Dataset excerpts:
▬▬▬▬▬▬▬▬▬▬

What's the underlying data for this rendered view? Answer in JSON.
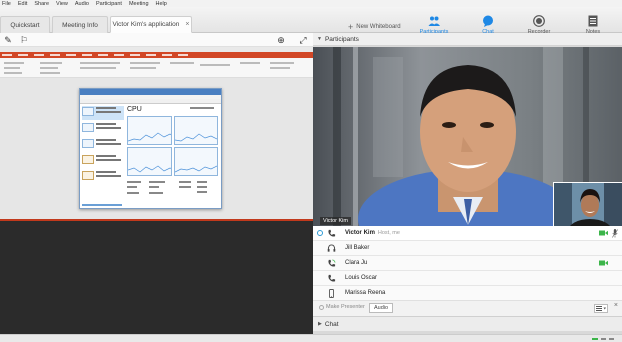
{
  "menu": [
    "File",
    "Edit",
    "Share",
    "View",
    "Audio",
    "Participant",
    "Meeting",
    "Help"
  ],
  "tabs": [
    {
      "label": "Quickstart",
      "active": false
    },
    {
      "label": "Meeting Info",
      "active": false
    },
    {
      "label": "Victor Kim's application",
      "active": true
    }
  ],
  "toolbar": {
    "new_whiteboard": "New Whiteboard",
    "participants": "Participants",
    "chat": "Chat",
    "recorder": "Recorder",
    "notes": "Notes"
  },
  "task_manager": {
    "cpu_label": "CPU"
  },
  "panel": {
    "participants_title": "Participants",
    "video_name": "Victor Kim",
    "chat_title": "Chat",
    "make_presenter": "Make Presenter",
    "audio_button": "Audio"
  },
  "participants": [
    {
      "name": "Victor Kim",
      "role": "Host, me",
      "icon": "phone-icon",
      "camera": true,
      "self": true
    },
    {
      "name": "Jill Baker",
      "role": "",
      "icon": "headset-icon",
      "camera": false
    },
    {
      "name": "Clara Ju",
      "role": "",
      "icon": "phone-speaking-icon",
      "camera": true
    },
    {
      "name": "Louis Oscar",
      "role": "",
      "icon": "phone-icon",
      "camera": false
    },
    {
      "name": "Marissa Reena",
      "role": "",
      "icon": "mobile-icon",
      "camera": false
    }
  ],
  "colors": {
    "accent": "#1e88e5",
    "powerpoint": "#d24726",
    "video_on": "#3cb54a"
  }
}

▬▬▬▬▬▬▬▬▬▬

Copy all the entries word for word. Omit any pictures.

[RESPONSE TO THIS EXERCISE]:
What's the underlying data for this rendered view? Answer in JSON.
{
  "menu": [
    "File",
    "Edit",
    "Share",
    "View",
    "Audio",
    "Participant",
    "Meeting",
    "Help"
  ],
  "tabs": [
    {
      "label": "Quickstart",
      "active": false
    },
    {
      "label": "Meeting Info",
      "active": false
    },
    {
      "label": "Victor Kim's application",
      "active": true
    }
  ],
  "toolbar": {
    "new_whiteboard": "New Whiteboard",
    "participants": "Participants",
    "chat": "Chat",
    "recorder": "Recorder",
    "notes": "Notes"
  },
  "task_manager": {
    "cpu_label": "CPU"
  },
  "panel": {
    "participants_title": "Participants",
    "video_name": "Victor Kim",
    "chat_title": "Chat",
    "make_presenter": "Make Presenter",
    "audio_button": "Audio"
  },
  "participants": [
    {
      "name": "Victor Kim",
      "role": "Host, me",
      "icon": "phone-icon",
      "camera": true,
      "self": true
    },
    {
      "name": "Jill Baker",
      "role": "",
      "icon": "headset-icon",
      "camera": false
    },
    {
      "name": "Clara Ju",
      "role": "",
      "icon": "phone-speaking-icon",
      "camera": true
    },
    {
      "name": "Louis Oscar",
      "role": "",
      "icon": "phone-icon",
      "camera": false
    },
    {
      "name": "Marissa Reena",
      "role": "",
      "icon": "mobile-icon",
      "camera": false
    }
  ],
  "colors": {
    "accent": "#1e88e5",
    "powerpoint": "#d24726",
    "video_on": "#3cb54a"
  }
}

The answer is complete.